- Input for this task:
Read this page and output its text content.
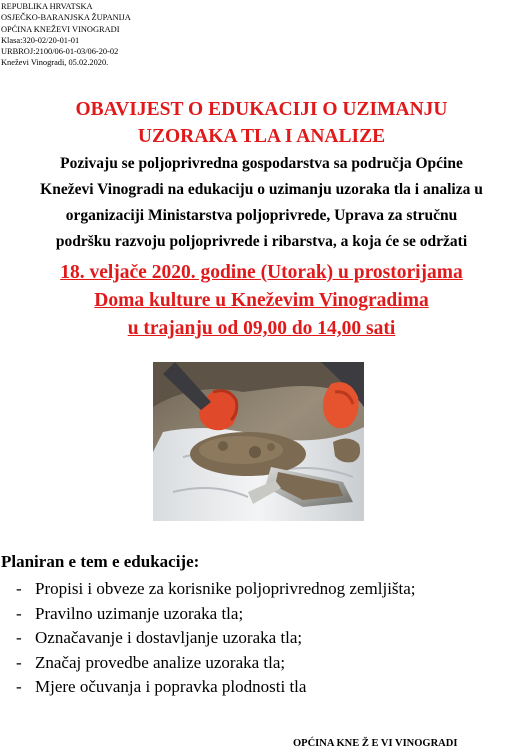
REPUBLIKA HRVATSKA
OSJEČKO-BARANJSKA ŽUPANIJA
OPĆINA KNEŽEVI VINOGRADI
Klasa:320-02/20-01-01
URBROJ:2100/06-01-03/06-20-02
Kneževi Vinogradi, 05.02.2020.
OBAVIJEST O EDUKACIJI O UZIMANJU
UZORAKA TLA I ANALIZE
Pozivaju se poljoprivredna gospodarstva sa područja Općine
Kneževi Vinogradi na edukaciju o uzimanju uzoraka tla i analiza u
organizaciji Ministarstva poljoprivrede, Uprava za stručnu
podršku razvoju poljoprivrede i ribarstva, a koja će se održati
18. veljače 2020. godine (Utorak) u prostorijama
Doma kulture u Kneževim Vinogradima
u trajanju od 09,00 do 14,00 sati
Planiran e tem e edukacije:
- Propisi i obveze za korisnike poljoprivrednog zemljišta;
- Pravilno uzimanje uzoraka tla;
- Označavanje i dostavljanje uzoraka tla;
- Značaj provedbe analize uzoraka tla;
- Mjere očuvanja i popravka plodnosti tla
OPĆINA KNE Ž E VI VINOGRADI
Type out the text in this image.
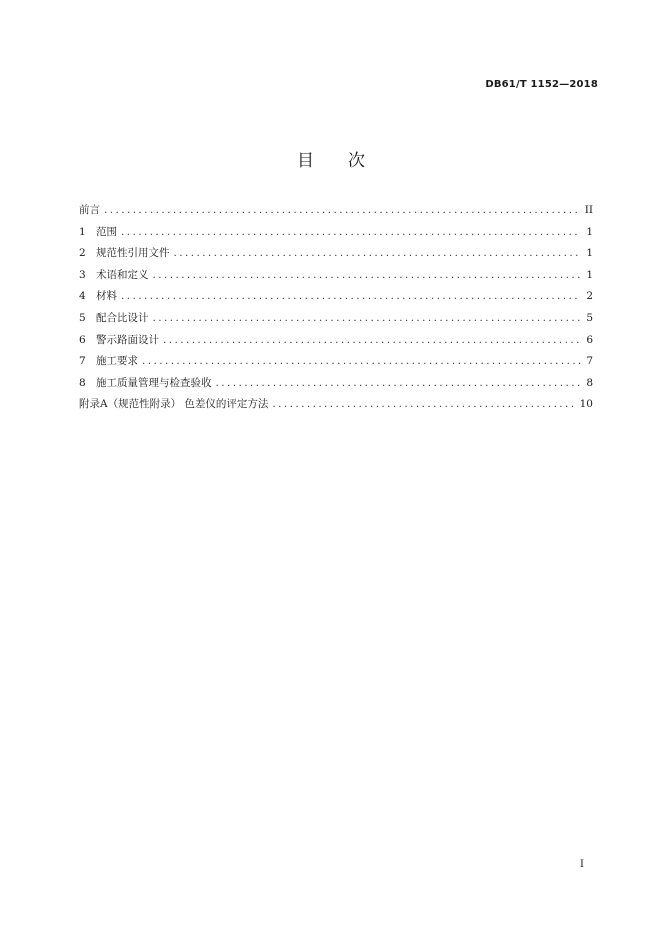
DB61/T 1152—2018
目 次
前言 .....	II
1 范围 .....	1
2 规范性引用文件 .....	1
3 术语和定义 .....	1
4 材料 .....	2
5 配合比设计 .....	5
6 警示路面设计 .....	6
7 施工要求 .....	7
8 施工质量管理与检查验收 .....	8
附录A（规范性附录） 色差仪的评定方法 .....	10
I
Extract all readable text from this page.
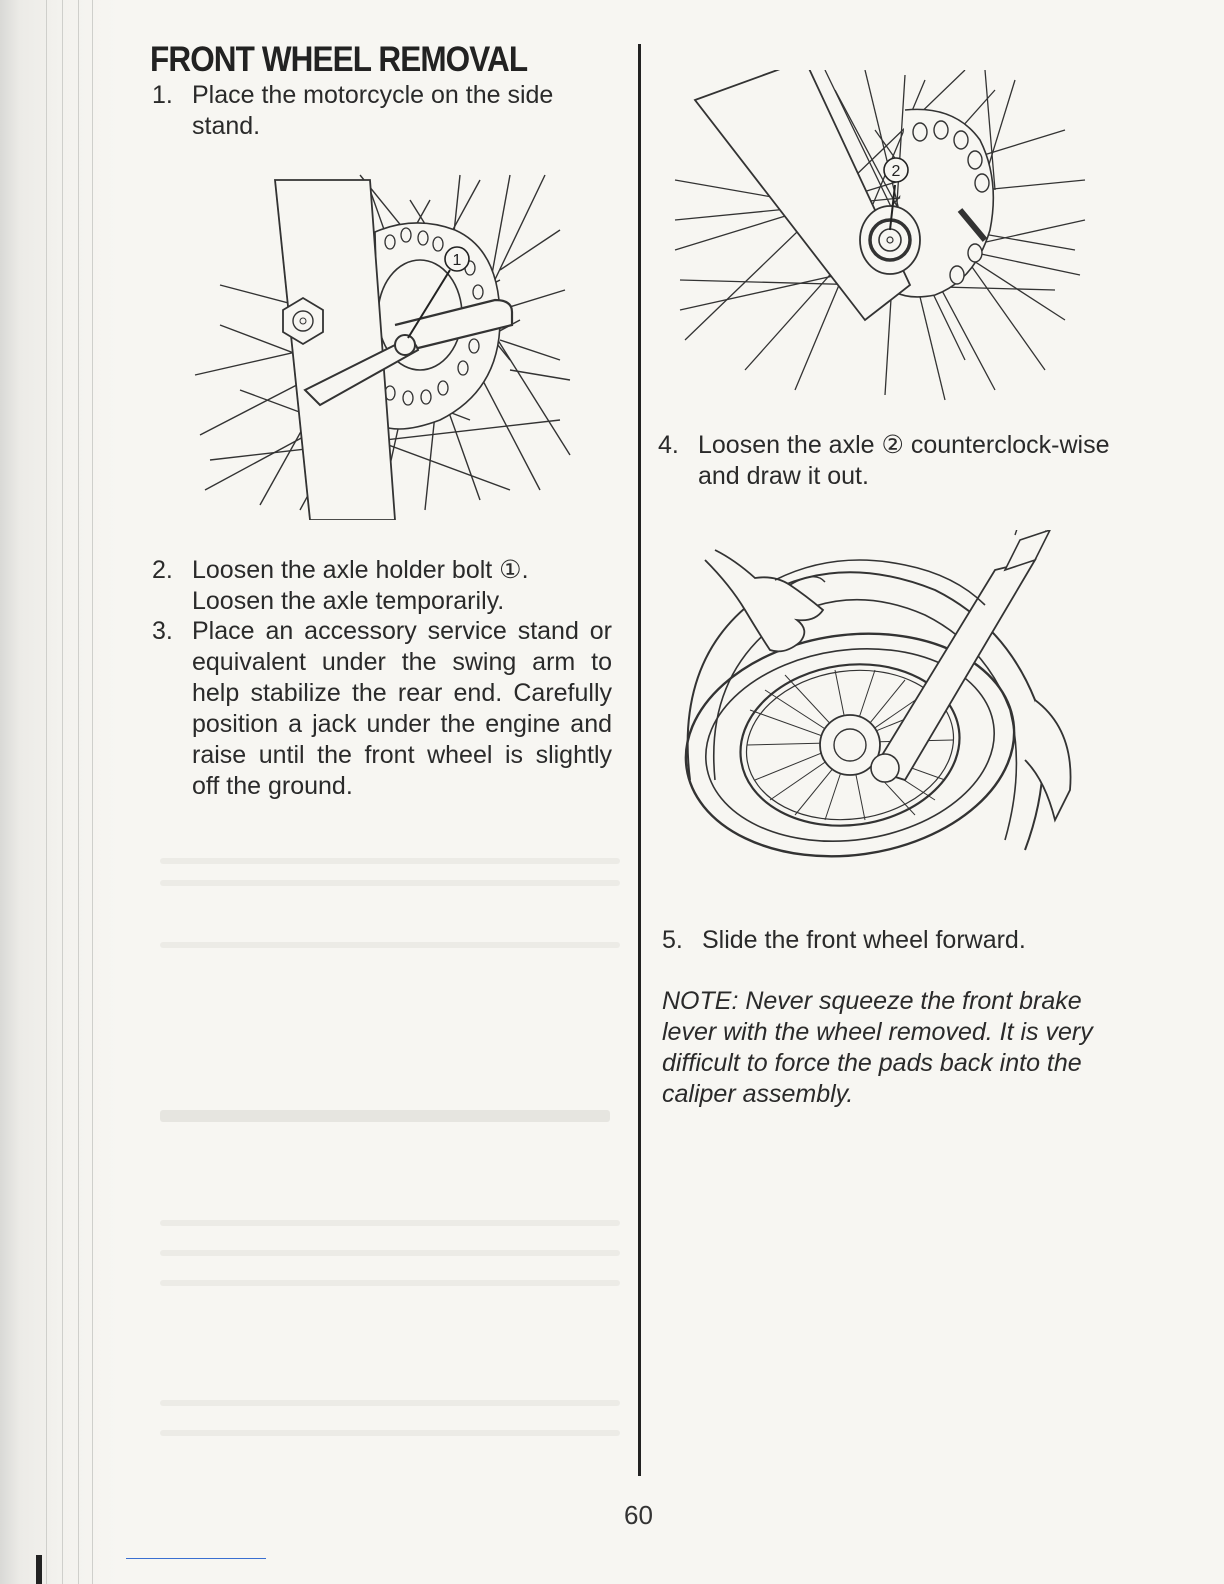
FRONT WHEEL REMOVAL
1. Place the motorcycle on the side stand.
1
2. Loosen the axle holder bolt ①. Loosen the axle temporarily.
3. Place an accessory service stand or equivalent under the swing arm to help stabilize the rear end. Carefully position a jack under the engine and raise until the front wheel is slightly off the ground.
2
4. Loosen the axle ② counterclock-wise and draw it out.
5. Slide the front wheel forward.
NOTE: Never squeeze the front brake lever with the wheel removed. It is very difficult to force the pads back into the caliper assembly.
60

- Do this: What is the number of lines holding the word "page"? State it alone.

- Reply to the exercise: 2